Exercise prompt —
Repeat the lines below exactly as they appear, but leave out the images.

%%

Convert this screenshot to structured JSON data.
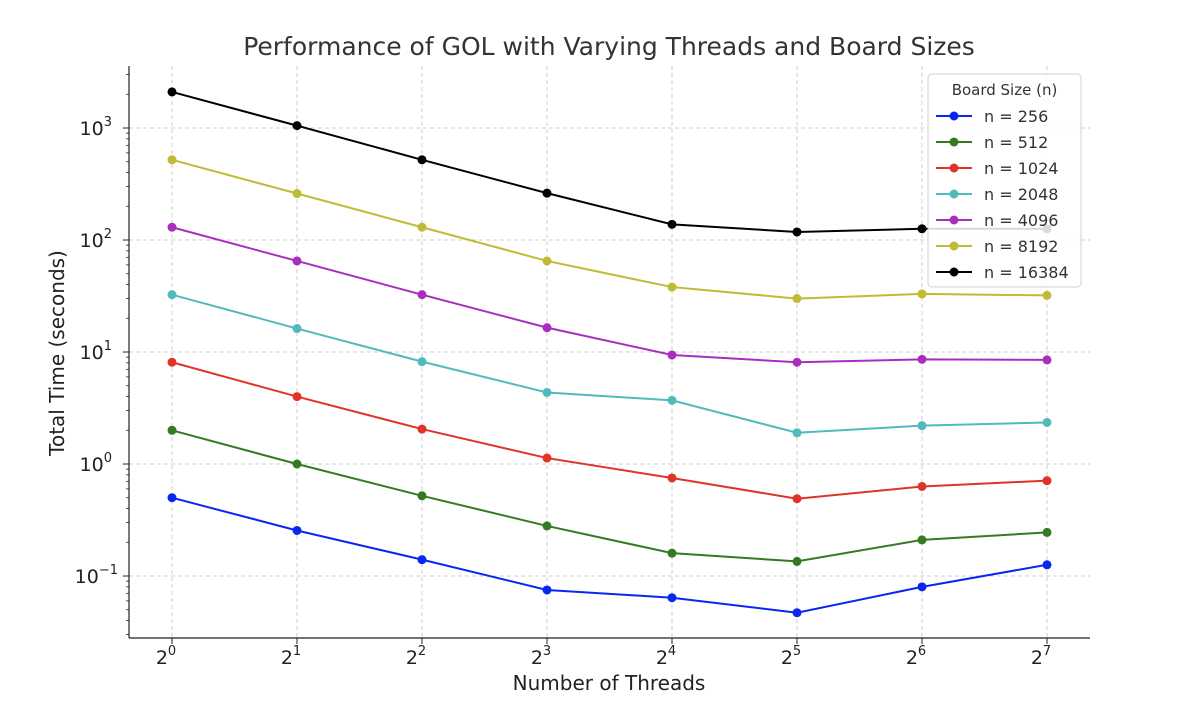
{
  "chart_data": {
    "type": "line",
    "title": "Performance of GOL with Varying Threads and Board Sizes",
    "xlabel": "Number of Threads",
    "ylabel": "Total Time (seconds)",
    "x": [
      1,
      2,
      4,
      8,
      16,
      32,
      64,
      128
    ],
    "x_tick_labels": [
      {
        "base": "2",
        "exp": "0"
      },
      {
        "base": "2",
        "exp": "1"
      },
      {
        "base": "2",
        "exp": "2"
      },
      {
        "base": "2",
        "exp": "3"
      },
      {
        "base": "2",
        "exp": "4"
      },
      {
        "base": "2",
        "exp": "5"
      },
      {
        "base": "2",
        "exp": "6"
      },
      {
        "base": "2",
        "exp": "7"
      }
    ],
    "x_scale": "log2",
    "y_scale": "log10",
    "y_tick_values": [
      0.1,
      1,
      10,
      100,
      1000
    ],
    "y_tick_labels": [
      {
        "base": "10",
        "exp": "−1"
      },
      {
        "base": "10",
        "exp": "0"
      },
      {
        "base": "10",
        "exp": "1"
      },
      {
        "base": "10",
        "exp": "2"
      },
      {
        "base": "10",
        "exp": "3"
      }
    ],
    "grid": true,
    "legend_title": "Board Size (n)",
    "legend_position": "top-right",
    "series": [
      {
        "name": "n = 256",
        "color": "#0a27f2",
        "values": [
          0.5,
          0.255,
          0.14,
          0.075,
          0.064,
          0.047,
          0.08,
          0.126
        ]
      },
      {
        "name": "n = 512",
        "color": "#357a22",
        "values": [
          2.0,
          1.0,
          0.52,
          0.28,
          0.16,
          0.135,
          0.21,
          0.245
        ]
      },
      {
        "name": "n = 1024",
        "color": "#e03428",
        "values": [
          8.1,
          4.0,
          2.05,
          1.13,
          0.75,
          0.49,
          0.63,
          0.71
        ]
      },
      {
        "name": "n = 2048",
        "color": "#52babc",
        "values": [
          32.5,
          16.2,
          8.2,
          4.35,
          3.7,
          1.9,
          2.2,
          2.35
        ]
      },
      {
        "name": "n = 4096",
        "color": "#a82fbd",
        "values": [
          130,
          65,
          32.5,
          16.5,
          9.4,
          8.1,
          8.6,
          8.5
        ]
      },
      {
        "name": "n = 8192",
        "color": "#bfbb35",
        "values": [
          520,
          260,
          130,
          65,
          38,
          30,
          33,
          32
        ]
      },
      {
        "name": "n = 16384",
        "color": "#000000",
        "values": [
          2100,
          1050,
          520,
          262,
          138,
          118,
          126,
          126
        ]
      }
    ]
  }
}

%%

Final result —
Convert this screenshot to structured JSON data.
{
  "chart_data": {
    "type": "line",
    "title": "Performance of GOL with Varying Threads and Board Sizes",
    "xlabel": "Number of Threads",
    "ylabel": "Total Time (seconds)",
    "x": [
      1,
      2,
      4,
      8,
      16,
      32,
      64,
      128
    ],
    "x_tick_labels": [
      {
        "base": "2",
        "exp": "0"
      },
      {
        "base": "2",
        "exp": "1"
      },
      {
        "base": "2",
        "exp": "2"
      },
      {
        "base": "2",
        "exp": "3"
      },
      {
        "base": "2",
        "exp": "4"
      },
      {
        "base": "2",
        "exp": "5"
      },
      {
        "base": "2",
        "exp": "6"
      },
      {
        "base": "2",
        "exp": "7"
      }
    ],
    "x_scale": "log2",
    "y_scale": "log10",
    "y_tick_values": [
      0.1,
      1,
      10,
      100,
      1000
    ],
    "y_tick_labels": [
      {
        "base": "10",
        "exp": "−1"
      },
      {
        "base": "10",
        "exp": "0"
      },
      {
        "base": "10",
        "exp": "1"
      },
      {
        "base": "10",
        "exp": "2"
      },
      {
        "base": "10",
        "exp": "3"
      }
    ],
    "grid": true,
    "legend_title": "Board Size (n)",
    "legend_position": "top-right",
    "series": [
      {
        "name": "n = 256",
        "color": "#0a27f2",
        "values": [
          0.5,
          0.255,
          0.14,
          0.075,
          0.064,
          0.047,
          0.08,
          0.126
        ]
      },
      {
        "name": "n = 512",
        "color": "#357a22",
        "values": [
          2.0,
          1.0,
          0.52,
          0.28,
          0.16,
          0.135,
          0.21,
          0.245
        ]
      },
      {
        "name": "n = 1024",
        "color": "#e03428",
        "values": [
          8.1,
          4.0,
          2.05,
          1.13,
          0.75,
          0.49,
          0.63,
          0.71
        ]
      },
      {
        "name": "n = 2048",
        "color": "#52babc",
        "values": [
          32.5,
          16.2,
          8.2,
          4.35,
          3.7,
          1.9,
          2.2,
          2.35
        ]
      },
      {
        "name": "n = 4096",
        "color": "#a82fbd",
        "values": [
          130,
          65,
          32.5,
          16.5,
          9.4,
          8.1,
          8.6,
          8.5
        ]
      },
      {
        "name": "n = 8192",
        "color": "#bfbb35",
        "values": [
          520,
          260,
          130,
          65,
          38,
          30,
          33,
          32
        ]
      },
      {
        "name": "n = 16384",
        "color": "#000000",
        "values": [
          2100,
          1050,
          520,
          262,
          138,
          118,
          126,
          126
        ]
      }
    ]
  }
}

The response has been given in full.